Material for this task:
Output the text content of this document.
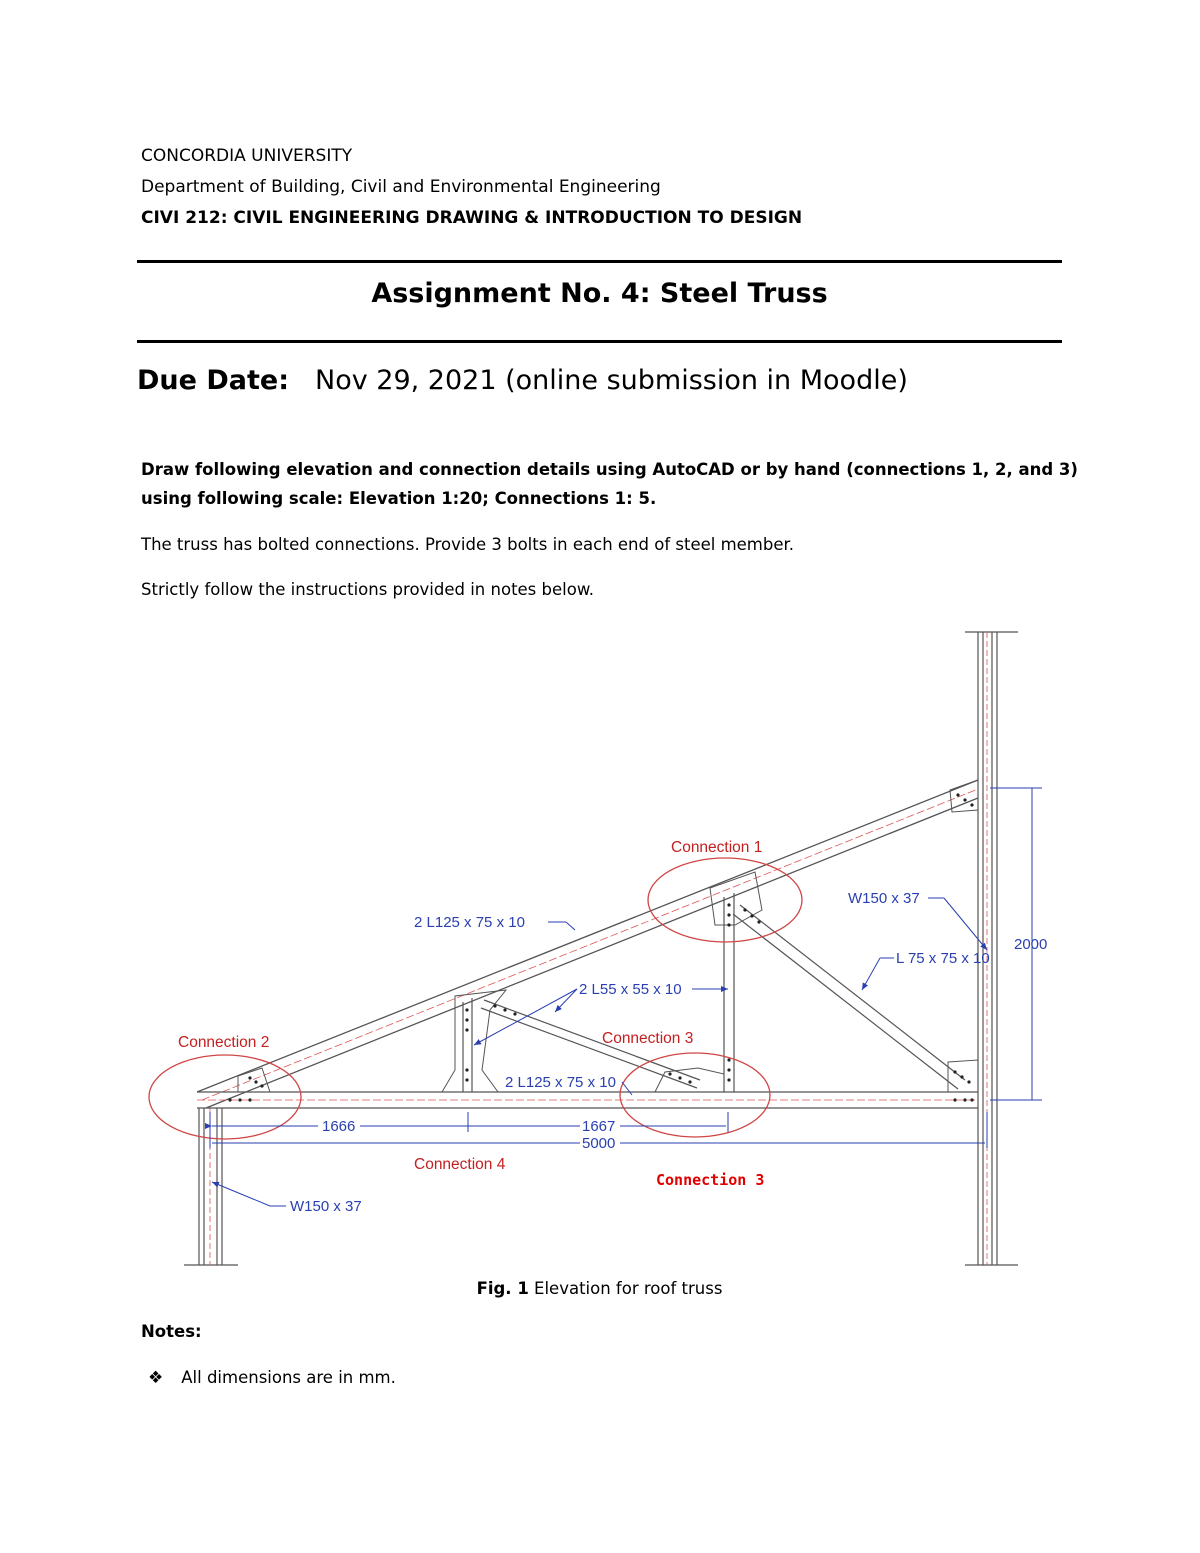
CONCORDIA UNIVERSITY
Department of Building, Civil and Environmental Engineering
CIVI 212: CIVIL ENGINEERING DRAWING & INTRODUCTION TO DESIGN
Assignment No. 4: Steel Truss
Due Date: Nov 29, 2021 (online submission in Moodle)
Draw following elevation and connection details using AutoCAD or by hand (connections 1, 2, and 3)
using following scale: Elevation 1:20; Connections 1: 5.
The truss has bolted connections. Provide 3 bolts in each end of steel member.
Strictly follow the instructions provided in notes below.
Connection 1
Connection 2	Connection 3
Connection 4
Connection 3
2 L125 x 75 x 10
2 L55 x 55 x 10
2 L125 x 75 x 10
W150 x 37
L 75 x 75 x 10
W150 x 37
2000
1666	1667
5000
Fig. 1 Elevation for roof truss
Notes:
❖ All dimensions are in mm.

The exercise:
Restate each of the entries above word for word and skip every image.

Finished exercise:
Output the text content of this document.
CONCORDIA UNIVERSITY
Department of Building, Civil and Environmental Engineering
CIVI 212: CIVIL ENGINEERING DRAWING & INTRODUCTION TO DESIGN
Assignment No. 4: Steel Truss
Due Date: Nov 29, 2021 (online submission in Moodle)
Draw following elevation and connection details using AutoCAD or by hand (connections 1, 2, and 3)
using following scale: Elevation 1:20; Connections 1: 5.
The truss has bolted connections. Provide 3 bolts in each end of steel member.
Strictly follow the instructions provided in notes below.
Connection 1
Connection 2	Connection 3
Connection 4
Connection 3
2 L125 x 75 x 10
2 L55 x 55 x 10
2 L125 x 75 x 10
W150 x 37
L 75 x 75 x 10
W150 x 37
2000
1666	1667
5000
Fig. 1 Elevation for roof truss
Notes:
❖ All dimensions are in mm.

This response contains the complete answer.